SUPPLIED DATA:

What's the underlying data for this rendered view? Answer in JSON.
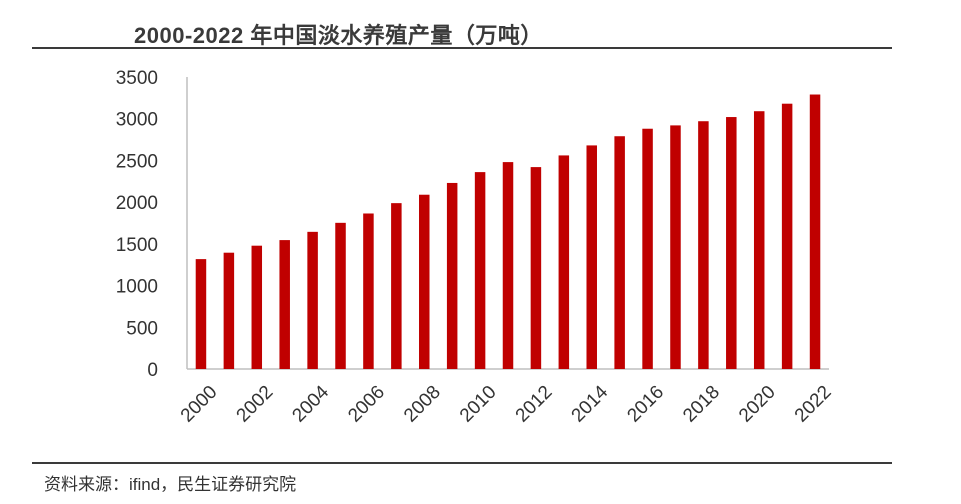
{
  "header": {
    "title": "2000-2022 年中国淡水养殖产量（万吨）"
  },
  "footer": {
    "source": "资料来源：ifind，民生证券研究院"
  },
  "colors": {
    "bar": "#c00000",
    "axis": "#bfbfbf"
  },
  "chart_data": {
    "type": "bar",
    "title": "2000-2022 年中国淡水养殖产量（万吨）",
    "xlabel": "",
    "ylabel": "",
    "ylim": [
      0,
      3500
    ],
    "yticks": [
      0,
      500,
      1000,
      1500,
      2000,
      2500,
      3000,
      3500
    ],
    "grid": false,
    "categories": [
      "2000",
      "2001",
      "2002",
      "2003",
      "2004",
      "2005",
      "2006",
      "2007",
      "2008",
      "2009",
      "2010",
      "2011",
      "2012",
      "2013",
      "2014",
      "2015",
      "2016",
      "2017",
      "2018",
      "2019",
      "2020",
      "2021",
      "2022"
    ],
    "xtick_labels": [
      "2000",
      "2002",
      "2004",
      "2006",
      "2008",
      "2010",
      "2012",
      "2014",
      "2016",
      "2018",
      "2020",
      "2022"
    ],
    "values": [
      1317,
      1394,
      1478,
      1545,
      1644,
      1752,
      1864,
      1988,
      2089,
      2230,
      2360,
      2480,
      2420,
      2560,
      2680,
      2790,
      2880,
      2920,
      2970,
      3020,
      3090,
      3180,
      3290
    ]
  }
}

GIVEN TASK: Transcribe the listing above verbatim. Omit the pictures.

RESULT FOR THIS EXERCISE:
What's the underlying data for this rendered view? Answer in JSON.
{
  "header": {
    "title": "2000-2022 年中国淡水养殖产量（万吨）"
  },
  "footer": {
    "source": "资料来源：ifind，民生证券研究院"
  },
  "colors": {
    "bar": "#c00000",
    "axis": "#bfbfbf"
  },
  "chart_data": {
    "type": "bar",
    "title": "2000-2022 年中国淡水养殖产量（万吨）",
    "xlabel": "",
    "ylabel": "",
    "ylim": [
      0,
      3500
    ],
    "yticks": [
      0,
      500,
      1000,
      1500,
      2000,
      2500,
      3000,
      3500
    ],
    "grid": false,
    "categories": [
      "2000",
      "2001",
      "2002",
      "2003",
      "2004",
      "2005",
      "2006",
      "2007",
      "2008",
      "2009",
      "2010",
      "2011",
      "2012",
      "2013",
      "2014",
      "2015",
      "2016",
      "2017",
      "2018",
      "2019",
      "2020",
      "2021",
      "2022"
    ],
    "xtick_labels": [
      "2000",
      "2002",
      "2004",
      "2006",
      "2008",
      "2010",
      "2012",
      "2014",
      "2016",
      "2018",
      "2020",
      "2022"
    ],
    "values": [
      1317,
      1394,
      1478,
      1545,
      1644,
      1752,
      1864,
      1988,
      2089,
      2230,
      2360,
      2480,
      2420,
      2560,
      2680,
      2790,
      2880,
      2920,
      2970,
      3020,
      3090,
      3180,
      3290
    ]
  }
}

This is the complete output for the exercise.